--- WHAT THE EXERCISE ASKS ---
Reproduce the entries below exactly, from the line containing "x-icon — [1052, 168, 1071, 187]" down to the line containing "delete-webseed-button[interactable] — [1045, 162, 1078, 193]", including both of those lines.

[start of DATA RECORDS]

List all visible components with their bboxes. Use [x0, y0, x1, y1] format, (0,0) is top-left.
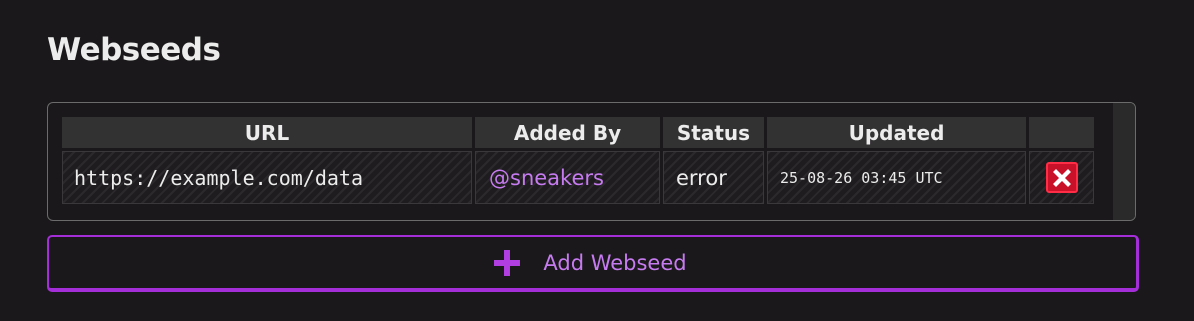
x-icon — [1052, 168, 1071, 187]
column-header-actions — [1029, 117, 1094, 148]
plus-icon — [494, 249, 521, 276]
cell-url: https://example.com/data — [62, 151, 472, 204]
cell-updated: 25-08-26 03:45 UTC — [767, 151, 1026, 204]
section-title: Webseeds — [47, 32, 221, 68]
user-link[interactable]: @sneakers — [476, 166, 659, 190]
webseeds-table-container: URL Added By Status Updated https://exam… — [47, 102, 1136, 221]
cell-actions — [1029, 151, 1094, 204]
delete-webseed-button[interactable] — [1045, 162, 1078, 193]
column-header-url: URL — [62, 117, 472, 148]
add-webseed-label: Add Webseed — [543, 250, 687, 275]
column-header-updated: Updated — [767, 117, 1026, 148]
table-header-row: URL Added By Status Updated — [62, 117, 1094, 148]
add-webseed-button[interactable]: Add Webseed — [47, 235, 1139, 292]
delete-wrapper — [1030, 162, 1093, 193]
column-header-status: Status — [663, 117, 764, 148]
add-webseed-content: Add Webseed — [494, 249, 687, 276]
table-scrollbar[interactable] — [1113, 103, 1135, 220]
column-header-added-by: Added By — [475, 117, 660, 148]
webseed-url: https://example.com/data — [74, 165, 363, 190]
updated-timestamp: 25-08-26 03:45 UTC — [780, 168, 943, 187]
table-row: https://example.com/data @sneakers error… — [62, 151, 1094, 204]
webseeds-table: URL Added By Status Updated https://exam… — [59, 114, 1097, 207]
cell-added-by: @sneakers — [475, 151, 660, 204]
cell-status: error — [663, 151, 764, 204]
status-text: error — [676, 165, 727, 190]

[end of DATA RECORDS]
[start of DATA RECORDS]

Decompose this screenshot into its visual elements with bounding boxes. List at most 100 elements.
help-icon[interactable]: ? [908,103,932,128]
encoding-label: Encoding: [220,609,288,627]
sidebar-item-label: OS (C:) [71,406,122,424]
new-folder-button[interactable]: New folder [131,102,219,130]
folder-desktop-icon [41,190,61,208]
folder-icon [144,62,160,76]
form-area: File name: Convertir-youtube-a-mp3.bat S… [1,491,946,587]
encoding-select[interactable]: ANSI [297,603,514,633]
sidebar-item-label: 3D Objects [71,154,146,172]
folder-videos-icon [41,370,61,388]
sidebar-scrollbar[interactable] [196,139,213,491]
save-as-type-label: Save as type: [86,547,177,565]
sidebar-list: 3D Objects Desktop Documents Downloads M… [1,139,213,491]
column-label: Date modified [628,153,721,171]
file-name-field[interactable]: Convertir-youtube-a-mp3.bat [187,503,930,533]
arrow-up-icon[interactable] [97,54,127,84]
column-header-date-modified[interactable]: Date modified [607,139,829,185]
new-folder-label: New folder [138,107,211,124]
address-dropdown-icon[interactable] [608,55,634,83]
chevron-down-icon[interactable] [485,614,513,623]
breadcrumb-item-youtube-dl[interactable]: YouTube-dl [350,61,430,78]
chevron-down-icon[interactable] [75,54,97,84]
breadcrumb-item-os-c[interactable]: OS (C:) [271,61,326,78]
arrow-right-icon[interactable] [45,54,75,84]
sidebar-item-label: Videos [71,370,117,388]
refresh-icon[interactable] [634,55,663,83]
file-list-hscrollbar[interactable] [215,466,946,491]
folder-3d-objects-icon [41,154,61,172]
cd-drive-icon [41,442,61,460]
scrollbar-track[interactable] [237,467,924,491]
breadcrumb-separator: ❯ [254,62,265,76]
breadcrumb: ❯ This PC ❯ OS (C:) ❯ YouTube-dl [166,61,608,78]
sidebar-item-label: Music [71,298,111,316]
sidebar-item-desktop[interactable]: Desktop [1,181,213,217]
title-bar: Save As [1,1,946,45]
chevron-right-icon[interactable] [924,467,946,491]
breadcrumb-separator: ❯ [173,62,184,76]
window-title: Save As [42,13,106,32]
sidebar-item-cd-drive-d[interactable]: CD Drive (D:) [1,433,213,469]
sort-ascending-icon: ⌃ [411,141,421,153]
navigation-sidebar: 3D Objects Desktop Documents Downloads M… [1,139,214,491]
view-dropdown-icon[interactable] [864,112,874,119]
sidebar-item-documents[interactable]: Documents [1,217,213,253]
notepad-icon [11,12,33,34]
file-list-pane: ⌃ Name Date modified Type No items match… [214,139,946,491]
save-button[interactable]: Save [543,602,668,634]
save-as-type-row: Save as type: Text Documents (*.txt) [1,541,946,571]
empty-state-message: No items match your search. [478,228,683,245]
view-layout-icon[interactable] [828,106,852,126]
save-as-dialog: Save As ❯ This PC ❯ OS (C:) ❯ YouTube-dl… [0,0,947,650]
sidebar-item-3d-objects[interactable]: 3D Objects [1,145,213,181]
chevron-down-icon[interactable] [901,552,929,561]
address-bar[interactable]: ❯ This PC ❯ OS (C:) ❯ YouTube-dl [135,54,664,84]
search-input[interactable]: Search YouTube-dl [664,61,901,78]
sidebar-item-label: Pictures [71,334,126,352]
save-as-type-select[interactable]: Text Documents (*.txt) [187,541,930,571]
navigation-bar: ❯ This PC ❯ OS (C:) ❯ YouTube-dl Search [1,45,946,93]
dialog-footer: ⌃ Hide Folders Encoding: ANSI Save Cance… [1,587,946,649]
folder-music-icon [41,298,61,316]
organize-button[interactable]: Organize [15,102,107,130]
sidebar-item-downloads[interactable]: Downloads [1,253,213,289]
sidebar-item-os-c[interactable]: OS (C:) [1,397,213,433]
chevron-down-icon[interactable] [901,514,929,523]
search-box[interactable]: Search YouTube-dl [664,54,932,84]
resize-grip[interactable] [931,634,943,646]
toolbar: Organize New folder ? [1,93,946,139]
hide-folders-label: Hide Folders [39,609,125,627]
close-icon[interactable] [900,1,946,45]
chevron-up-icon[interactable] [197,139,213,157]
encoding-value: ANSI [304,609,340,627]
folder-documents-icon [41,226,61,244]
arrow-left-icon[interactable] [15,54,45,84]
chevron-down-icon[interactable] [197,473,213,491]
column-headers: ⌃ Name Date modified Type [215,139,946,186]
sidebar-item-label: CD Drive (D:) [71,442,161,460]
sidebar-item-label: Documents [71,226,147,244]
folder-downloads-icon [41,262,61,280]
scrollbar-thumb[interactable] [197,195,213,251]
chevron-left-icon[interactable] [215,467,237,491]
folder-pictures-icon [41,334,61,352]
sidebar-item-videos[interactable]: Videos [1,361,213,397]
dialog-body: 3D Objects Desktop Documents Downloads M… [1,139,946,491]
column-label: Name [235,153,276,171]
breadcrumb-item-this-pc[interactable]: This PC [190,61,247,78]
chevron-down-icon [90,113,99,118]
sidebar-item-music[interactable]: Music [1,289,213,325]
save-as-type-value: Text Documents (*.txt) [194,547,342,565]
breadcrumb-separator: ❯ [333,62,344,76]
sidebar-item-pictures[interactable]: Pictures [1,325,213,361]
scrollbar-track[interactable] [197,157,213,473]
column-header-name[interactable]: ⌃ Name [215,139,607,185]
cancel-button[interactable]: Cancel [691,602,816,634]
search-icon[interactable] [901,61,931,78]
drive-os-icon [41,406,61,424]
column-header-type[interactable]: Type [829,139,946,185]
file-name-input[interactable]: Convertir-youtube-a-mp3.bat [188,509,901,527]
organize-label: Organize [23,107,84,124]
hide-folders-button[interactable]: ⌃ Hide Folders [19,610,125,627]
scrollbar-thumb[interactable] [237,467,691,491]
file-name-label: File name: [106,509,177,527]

[end of DATA RECORDS]

--- ANSWER TO THE TASK ---
x-icon — [1052, 168, 1071, 187]
column-header-actions — [1029, 117, 1094, 148]
plus-icon — [494, 249, 521, 276]
cell-url: https://example.com/data — [62, 151, 472, 204]
cell-updated: 25-08-26 03:45 UTC — [767, 151, 1026, 204]
section-title: Webseeds — [47, 32, 221, 68]
user-link[interactable]: @sneakers — [476, 166, 659, 190]
webseeds-table-container: URL Added By Status Updated https://exam… — [47, 102, 1136, 221]
cell-actions — [1029, 151, 1094, 204]
delete-webseed-button[interactable] — [1045, 162, 1078, 193]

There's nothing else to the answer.